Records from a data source
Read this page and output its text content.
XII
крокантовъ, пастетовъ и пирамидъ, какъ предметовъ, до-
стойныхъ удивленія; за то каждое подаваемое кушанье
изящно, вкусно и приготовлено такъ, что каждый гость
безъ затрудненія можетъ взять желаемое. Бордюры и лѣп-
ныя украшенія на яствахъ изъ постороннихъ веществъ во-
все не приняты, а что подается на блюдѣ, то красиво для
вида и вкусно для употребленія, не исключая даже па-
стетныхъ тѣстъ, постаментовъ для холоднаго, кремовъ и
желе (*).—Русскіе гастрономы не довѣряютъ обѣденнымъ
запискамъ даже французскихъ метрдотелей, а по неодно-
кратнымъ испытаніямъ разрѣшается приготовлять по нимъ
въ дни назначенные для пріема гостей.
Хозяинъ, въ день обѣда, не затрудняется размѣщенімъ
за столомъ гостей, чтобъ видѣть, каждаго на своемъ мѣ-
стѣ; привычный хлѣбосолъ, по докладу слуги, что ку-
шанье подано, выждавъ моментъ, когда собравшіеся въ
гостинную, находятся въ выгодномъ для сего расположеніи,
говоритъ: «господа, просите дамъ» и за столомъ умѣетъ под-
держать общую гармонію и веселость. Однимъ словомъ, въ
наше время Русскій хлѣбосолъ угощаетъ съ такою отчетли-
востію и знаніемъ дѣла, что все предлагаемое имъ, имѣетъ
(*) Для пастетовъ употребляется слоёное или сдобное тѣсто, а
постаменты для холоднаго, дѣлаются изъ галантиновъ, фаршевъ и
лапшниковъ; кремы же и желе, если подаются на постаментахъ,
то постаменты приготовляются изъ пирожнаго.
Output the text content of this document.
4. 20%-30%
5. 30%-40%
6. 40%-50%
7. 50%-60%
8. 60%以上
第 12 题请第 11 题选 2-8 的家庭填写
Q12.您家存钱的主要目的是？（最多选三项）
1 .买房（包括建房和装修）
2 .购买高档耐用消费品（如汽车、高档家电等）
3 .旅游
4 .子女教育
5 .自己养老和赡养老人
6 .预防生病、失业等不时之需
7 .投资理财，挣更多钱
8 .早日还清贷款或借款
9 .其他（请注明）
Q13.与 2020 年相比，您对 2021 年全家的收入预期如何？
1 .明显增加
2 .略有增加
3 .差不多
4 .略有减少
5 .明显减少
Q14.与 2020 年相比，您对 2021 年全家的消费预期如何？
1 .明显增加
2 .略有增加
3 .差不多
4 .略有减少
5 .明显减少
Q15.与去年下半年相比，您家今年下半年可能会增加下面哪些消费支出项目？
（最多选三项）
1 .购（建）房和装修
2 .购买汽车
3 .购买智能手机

**WORK TO BE COMPLETED**
Starting with the line that contains "Output the text content of this document.", return each line through the last one of the data above, exactly as written and nothing more.

**OUTPUT BELOW**
Output the text content of this document.
4. 20%-30%
5. 30%-40%
6. 40%-50%
7. 50%-60%
8. 60%以上
第 12 题请第 11 题选 2-8 的家庭填写
Q12.您家存钱的主要目的是？（最多选三项）
1 .买房（包括建房和装修）
2 .购买高档耐用消费品（如汽车、高档家电等）
3 .旅游
4 .子女教育
5 .自己养老和赡养老人
6 .预防生病、失业等不时之需
7 .投资理财，挣更多钱
8 .早日还清贷款或借款
9 .其他（请注明）
Q13.与 2020 年相比，您对 2021 年全家的收入预期如何？
1 .明显增加
2 .略有增加
3 .差不多
4 .略有减少
5 .明显减少
Q14.与 2020 年相比，您对 2021 年全家的消费预期如何？
1 .明显增加
2 .略有增加
3 .差不多
4 .略有减少
5 .明显减少
Q15.与去年下半年相比，您家今年下半年可能会增加下面哪些消费支出项目？
（最多选三项）
1 .购（建）房和装修
2 .购买汽车
3 .购买智能手机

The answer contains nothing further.